═════ Record list

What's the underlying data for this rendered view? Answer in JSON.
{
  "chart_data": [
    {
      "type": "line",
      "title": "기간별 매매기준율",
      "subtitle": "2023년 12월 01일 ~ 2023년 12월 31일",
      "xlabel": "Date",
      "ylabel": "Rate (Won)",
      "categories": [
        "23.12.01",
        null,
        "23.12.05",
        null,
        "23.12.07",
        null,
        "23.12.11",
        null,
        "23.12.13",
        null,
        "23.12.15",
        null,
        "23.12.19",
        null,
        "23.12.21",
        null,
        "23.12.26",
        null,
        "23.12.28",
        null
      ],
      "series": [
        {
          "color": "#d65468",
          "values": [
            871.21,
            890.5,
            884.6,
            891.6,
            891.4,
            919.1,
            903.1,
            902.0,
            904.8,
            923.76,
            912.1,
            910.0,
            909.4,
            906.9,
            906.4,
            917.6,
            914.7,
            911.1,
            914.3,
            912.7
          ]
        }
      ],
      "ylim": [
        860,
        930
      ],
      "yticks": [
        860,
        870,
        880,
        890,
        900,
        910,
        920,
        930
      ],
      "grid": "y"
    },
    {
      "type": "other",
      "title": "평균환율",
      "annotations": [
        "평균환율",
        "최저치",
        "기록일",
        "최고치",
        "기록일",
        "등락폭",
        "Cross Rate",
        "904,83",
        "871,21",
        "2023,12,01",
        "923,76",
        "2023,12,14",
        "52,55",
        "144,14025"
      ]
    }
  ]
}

══════════

**Direction:**
Return every record above exactly as it appears.

**Exercise result:**
What's the underlying data for this rendered view? Answer in JSON.
{
  "chart_data": [
    {
      "type": "line",
      "title": "기간별 매매기준율",
      "subtitle": "2023년 12월 01일 ~ 2023년 12월 31일",
      "xlabel": "Date",
      "ylabel": "Rate (Won)",
      "categories": [
        "23.12.01",
        null,
        "23.12.05",
        null,
        "23.12.07",
        null,
        "23.12.11",
        null,
        "23.12.13",
        null,
        "23.12.15",
        null,
        "23.12.19",
        null,
        "23.12.21",
        null,
        "23.12.26",
        null,
        "23.12.28",
        null
      ],
      "series": [
        {
          "color": "#d65468",
          "values": [
            871.21,
            890.5,
            884.6,
            891.6,
            891.4,
            919.1,
            903.1,
            902.0,
            904.8,
            923.76,
            912.1,
            910.0,
            909.4,
            906.9,
            906.4,
            917.6,
            914.7,
            911.1,
            914.3,
            912.7
          ]
        }
      ],
      "ylim": [
        860,
        930
      ],
      "yticks": [
        860,
        870,
        880,
        890,
        900,
        910,
        920,
        930
      ],
      "grid": "y"
    },
    {
      "type": "other",
      "title": "평균환율",
      "annotations": [
        "평균환율",
        "최저치",
        "기록일",
        "최고치",
        "기록일",
        "등락폭",
        "Cross Rate",
        "904,83",
        "871,21",
        "2023,12,01",
        "923,76",
        "2023,12,14",
        "52,55",
        "144,14025"
      ]
    }
  ]
}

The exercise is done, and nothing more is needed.